Task objective
The records below must be copied in full; omit the images.

-- Begin --

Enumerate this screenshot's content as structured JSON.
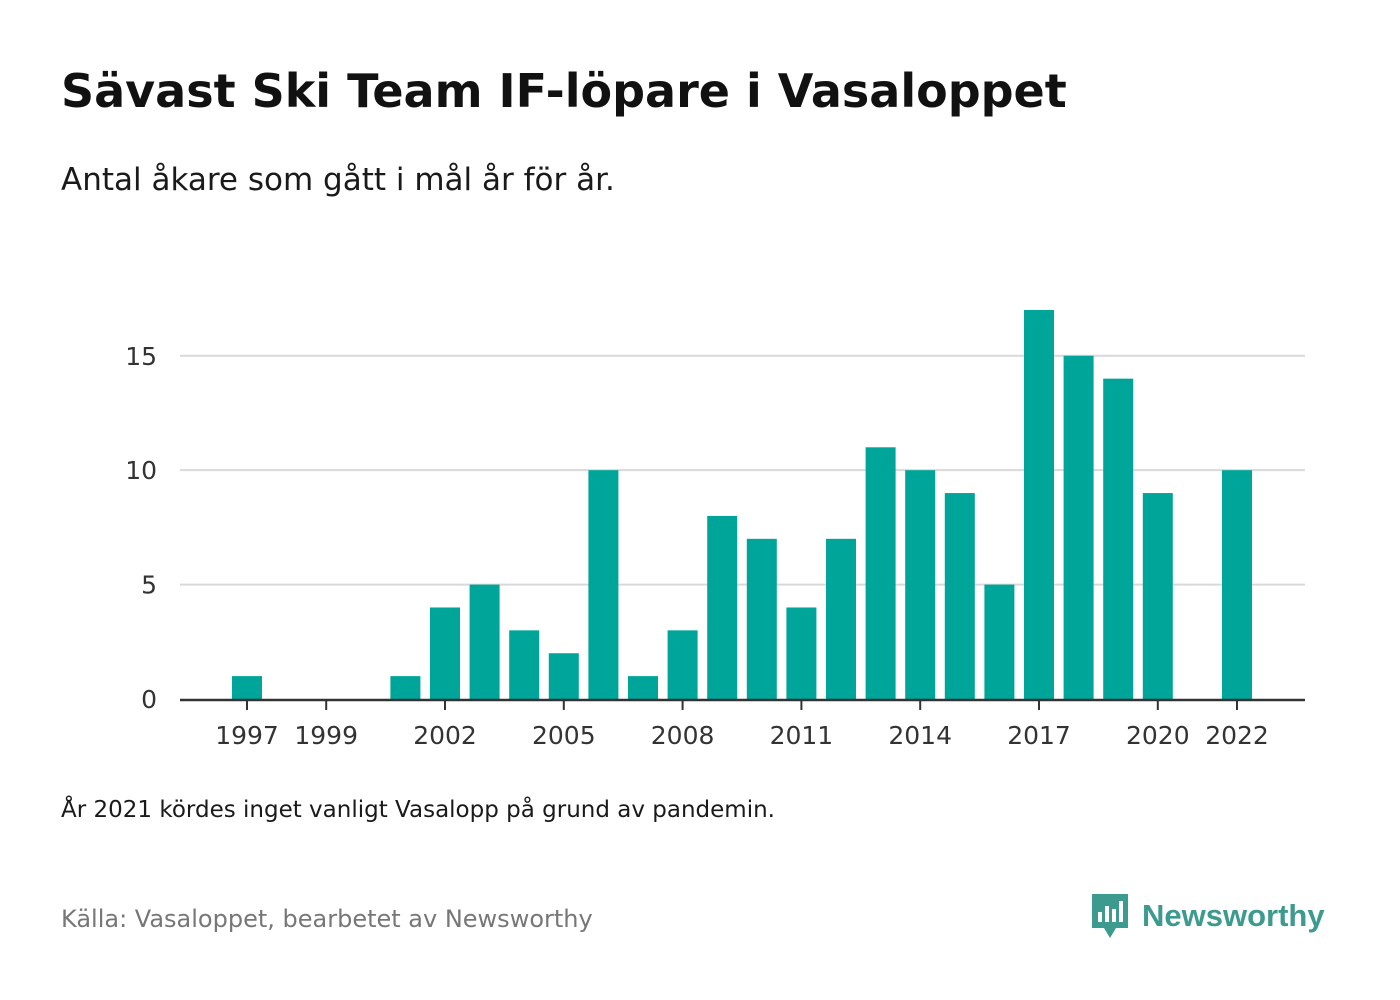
{
  "header": {
    "title": "Sävast Ski Team IF-löpare i Vasaloppet",
    "subtitle": "Antal åkare som gått i mål år för år."
  },
  "footer": {
    "note": "År 2021 kördes inget vanligt Vasalopp på grund av pandemin.",
    "source": "Källa: Vasaloppet, bearbetet av Newsworthy",
    "brand": "Newsworthy",
    "brand_icon": "newsworthy-logo-icon"
  },
  "colors": {
    "bar": "#00a59a",
    "grid": "#d9d9d9",
    "axis": "#333333",
    "brand": "#3c9a8e"
  },
  "chart_data": {
    "type": "bar",
    "title": "",
    "xlabel": "",
    "ylabel": "",
    "categories": [
      1997,
      1998,
      1999,
      2000,
      2001,
      2002,
      2003,
      2004,
      2005,
      2006,
      2007,
      2008,
      2009,
      2010,
      2011,
      2012,
      2013,
      2014,
      2015,
      2016,
      2017,
      2018,
      2019,
      2020,
      2021,
      2022
    ],
    "values": [
      1,
      0,
      0,
      0,
      1,
      4,
      5,
      3,
      2,
      10,
      1,
      3,
      8,
      7,
      4,
      7,
      11,
      10,
      9,
      5,
      17,
      15,
      14,
      9,
      0,
      10
    ],
    "x_tick_labels": [
      "1997",
      "1999",
      "2002",
      "2005",
      "2008",
      "2011",
      "2014",
      "2017",
      "2020",
      "2022"
    ],
    "y_ticks": [
      0,
      5,
      10,
      15
    ],
    "ylim": [
      0,
      17
    ],
    "grid": true,
    "legend": "none"
  }
}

-- End --

The result
Enumerate this screenshot's content as structured JSON.
{
  "header": {
    "title": "Sävast Ski Team IF-löpare i Vasaloppet",
    "subtitle": "Antal åkare som gått i mål år för år."
  },
  "footer": {
    "note": "År 2021 kördes inget vanligt Vasalopp på grund av pandemin.",
    "source": "Källa: Vasaloppet, bearbetet av Newsworthy",
    "brand": "Newsworthy",
    "brand_icon": "newsworthy-logo-icon"
  },
  "colors": {
    "bar": "#00a59a",
    "grid": "#d9d9d9",
    "axis": "#333333",
    "brand": "#3c9a8e"
  },
  "chart_data": {
    "type": "bar",
    "title": "",
    "xlabel": "",
    "ylabel": "",
    "categories": [
      1997,
      1998,
      1999,
      2000,
      2001,
      2002,
      2003,
      2004,
      2005,
      2006,
      2007,
      2008,
      2009,
      2010,
      2011,
      2012,
      2013,
      2014,
      2015,
      2016,
      2017,
      2018,
      2019,
      2020,
      2021,
      2022
    ],
    "values": [
      1,
      0,
      0,
      0,
      1,
      4,
      5,
      3,
      2,
      10,
      1,
      3,
      8,
      7,
      4,
      7,
      11,
      10,
      9,
      5,
      17,
      15,
      14,
      9,
      0,
      10
    ],
    "x_tick_labels": [
      "1997",
      "1999",
      "2002",
      "2005",
      "2008",
      "2011",
      "2014",
      "2017",
      "2020",
      "2022"
    ],
    "y_ticks": [
      0,
      5,
      10,
      15
    ],
    "ylim": [
      0,
      17
    ],
    "grid": true,
    "legend": "none"
  }
}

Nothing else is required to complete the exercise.